(Dataset excerpt)
○ ○ ○ ○ ○ ○ ○

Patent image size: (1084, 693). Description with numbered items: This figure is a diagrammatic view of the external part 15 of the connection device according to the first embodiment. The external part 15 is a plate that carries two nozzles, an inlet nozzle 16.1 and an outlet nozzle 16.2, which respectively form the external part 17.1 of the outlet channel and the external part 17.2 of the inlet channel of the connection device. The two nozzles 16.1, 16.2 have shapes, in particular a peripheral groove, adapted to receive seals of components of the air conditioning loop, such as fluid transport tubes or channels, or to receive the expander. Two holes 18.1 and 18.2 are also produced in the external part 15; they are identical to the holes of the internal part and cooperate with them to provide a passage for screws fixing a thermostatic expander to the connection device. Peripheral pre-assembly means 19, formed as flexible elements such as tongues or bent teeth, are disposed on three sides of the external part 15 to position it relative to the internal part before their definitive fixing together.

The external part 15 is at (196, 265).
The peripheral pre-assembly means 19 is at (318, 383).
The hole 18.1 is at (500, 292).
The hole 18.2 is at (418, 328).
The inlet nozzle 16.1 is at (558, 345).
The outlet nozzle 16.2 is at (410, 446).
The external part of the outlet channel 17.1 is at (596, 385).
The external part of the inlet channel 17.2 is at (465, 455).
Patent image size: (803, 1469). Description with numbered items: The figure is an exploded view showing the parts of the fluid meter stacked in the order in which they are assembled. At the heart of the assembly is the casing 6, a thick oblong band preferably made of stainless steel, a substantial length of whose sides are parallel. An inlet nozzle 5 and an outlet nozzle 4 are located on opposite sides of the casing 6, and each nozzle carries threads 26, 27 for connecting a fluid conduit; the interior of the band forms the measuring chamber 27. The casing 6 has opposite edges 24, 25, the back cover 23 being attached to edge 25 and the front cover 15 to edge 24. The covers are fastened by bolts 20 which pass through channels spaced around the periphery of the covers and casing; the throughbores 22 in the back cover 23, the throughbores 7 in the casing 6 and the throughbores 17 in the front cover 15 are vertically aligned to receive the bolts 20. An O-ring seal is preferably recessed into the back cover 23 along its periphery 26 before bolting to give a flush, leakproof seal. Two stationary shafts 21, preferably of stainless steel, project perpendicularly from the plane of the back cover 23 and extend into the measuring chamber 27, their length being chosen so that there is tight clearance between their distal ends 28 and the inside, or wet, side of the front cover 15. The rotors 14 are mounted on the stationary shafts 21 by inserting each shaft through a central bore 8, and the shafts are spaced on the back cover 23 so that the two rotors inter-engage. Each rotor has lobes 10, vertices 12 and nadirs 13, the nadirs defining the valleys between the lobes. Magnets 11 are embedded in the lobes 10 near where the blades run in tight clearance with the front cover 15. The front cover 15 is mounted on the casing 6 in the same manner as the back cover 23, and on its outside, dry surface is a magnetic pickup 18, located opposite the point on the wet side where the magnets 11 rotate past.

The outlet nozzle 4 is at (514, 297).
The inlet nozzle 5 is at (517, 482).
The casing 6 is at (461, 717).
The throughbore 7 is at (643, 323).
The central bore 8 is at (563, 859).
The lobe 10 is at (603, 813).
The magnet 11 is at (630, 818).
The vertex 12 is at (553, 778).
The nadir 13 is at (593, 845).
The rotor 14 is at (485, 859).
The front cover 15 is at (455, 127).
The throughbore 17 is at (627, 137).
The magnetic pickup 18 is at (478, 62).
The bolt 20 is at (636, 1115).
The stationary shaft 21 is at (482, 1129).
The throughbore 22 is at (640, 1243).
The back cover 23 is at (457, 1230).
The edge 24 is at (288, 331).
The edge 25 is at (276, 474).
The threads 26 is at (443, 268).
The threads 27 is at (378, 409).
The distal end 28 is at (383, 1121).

○ ○ ○ ○ ○ ○ ○

Work to do — Render the rows above as a two-column CSV with the columns input and output, starting at the beginning of the rows and ending at the line containing "The hole 18.2 is at (418, 328).". Give one line per row, with its text under input and its answer under output, each in a single quoted field with line breaks replaced by spaces.

Result —
input,output
"Patent image size: (1084, 693). Description with numbered items: This figure is a diagrammatic view of the external part 15 of the connection device according to the first embodiment. The external part 15 is a plate that carries two nozzles, an inlet nozzle 16.1 and an outlet nozzle 16.2, which respectively form the external part 17.1 of the outlet channel and the external part 17.2 of the inlet channel of the connection device. The two nozzles 16.1, 16.2 have shapes, in particular a peripheral groove, adapted to receive seals of components of the air conditioning loop, such as fluid transport tubes or channels, or to receive the expander. Two holes 18.1 and 18.2 are also produced in the external part 15; they are identical to the holes of the internal part and cooperate with them to provide a passage for screws fixing a thermostatic expander to the connection device. Peripheral pre-assembly means 19, formed as flexible elements such as tongues or bent teeth, are disposed on three sides of the external part 15 to position it relative to the internal part before their definitive fixing together.","The external part 15 is at (196, 265). The peripheral pre-assembly means 19 is at (318, 383). The hole 18.1 is at (500, 292). The hole 18.2 is at (418, 328)."